Input for this task:
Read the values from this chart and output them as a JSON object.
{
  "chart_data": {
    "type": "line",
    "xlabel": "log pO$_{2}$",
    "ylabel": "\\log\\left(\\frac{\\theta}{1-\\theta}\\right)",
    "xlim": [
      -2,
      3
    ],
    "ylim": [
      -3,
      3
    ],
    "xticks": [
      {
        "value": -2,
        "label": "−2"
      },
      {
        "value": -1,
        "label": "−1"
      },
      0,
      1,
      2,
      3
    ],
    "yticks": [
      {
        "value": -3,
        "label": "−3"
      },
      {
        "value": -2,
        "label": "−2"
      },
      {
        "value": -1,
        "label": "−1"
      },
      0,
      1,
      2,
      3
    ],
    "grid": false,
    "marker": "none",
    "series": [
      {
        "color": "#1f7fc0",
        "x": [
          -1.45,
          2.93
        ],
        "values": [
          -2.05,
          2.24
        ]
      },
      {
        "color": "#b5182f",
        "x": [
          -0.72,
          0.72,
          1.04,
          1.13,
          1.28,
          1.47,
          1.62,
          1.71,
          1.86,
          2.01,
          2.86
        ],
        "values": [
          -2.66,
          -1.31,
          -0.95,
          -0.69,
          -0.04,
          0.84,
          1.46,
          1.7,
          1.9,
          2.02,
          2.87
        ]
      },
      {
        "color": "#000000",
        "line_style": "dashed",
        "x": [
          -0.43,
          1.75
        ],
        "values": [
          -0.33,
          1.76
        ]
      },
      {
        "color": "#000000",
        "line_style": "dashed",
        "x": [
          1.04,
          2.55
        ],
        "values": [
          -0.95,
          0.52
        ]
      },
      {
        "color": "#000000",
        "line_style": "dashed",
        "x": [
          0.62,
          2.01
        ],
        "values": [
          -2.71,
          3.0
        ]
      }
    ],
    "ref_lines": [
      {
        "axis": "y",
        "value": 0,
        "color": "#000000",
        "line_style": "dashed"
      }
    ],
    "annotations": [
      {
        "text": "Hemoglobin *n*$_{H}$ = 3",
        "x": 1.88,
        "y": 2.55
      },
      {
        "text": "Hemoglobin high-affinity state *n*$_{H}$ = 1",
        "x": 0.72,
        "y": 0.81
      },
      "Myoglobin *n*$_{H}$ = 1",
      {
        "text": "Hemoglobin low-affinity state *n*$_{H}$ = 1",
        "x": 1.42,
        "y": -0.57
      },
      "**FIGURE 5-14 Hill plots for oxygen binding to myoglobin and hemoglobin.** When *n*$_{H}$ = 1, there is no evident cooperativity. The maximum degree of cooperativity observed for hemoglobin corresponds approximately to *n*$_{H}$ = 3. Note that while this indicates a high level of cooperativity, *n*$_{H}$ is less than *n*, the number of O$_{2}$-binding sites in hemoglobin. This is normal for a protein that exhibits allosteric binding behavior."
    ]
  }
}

Work instructions: Whenever a line in the listing above includes the word "state", return that line.

Response to the task:
        "text": "Hemoglobin high-affinity state *n*$_{H}$ = 1",
        "text": "Hemoglobin low-affinity state *n*$_{H}$ = 1",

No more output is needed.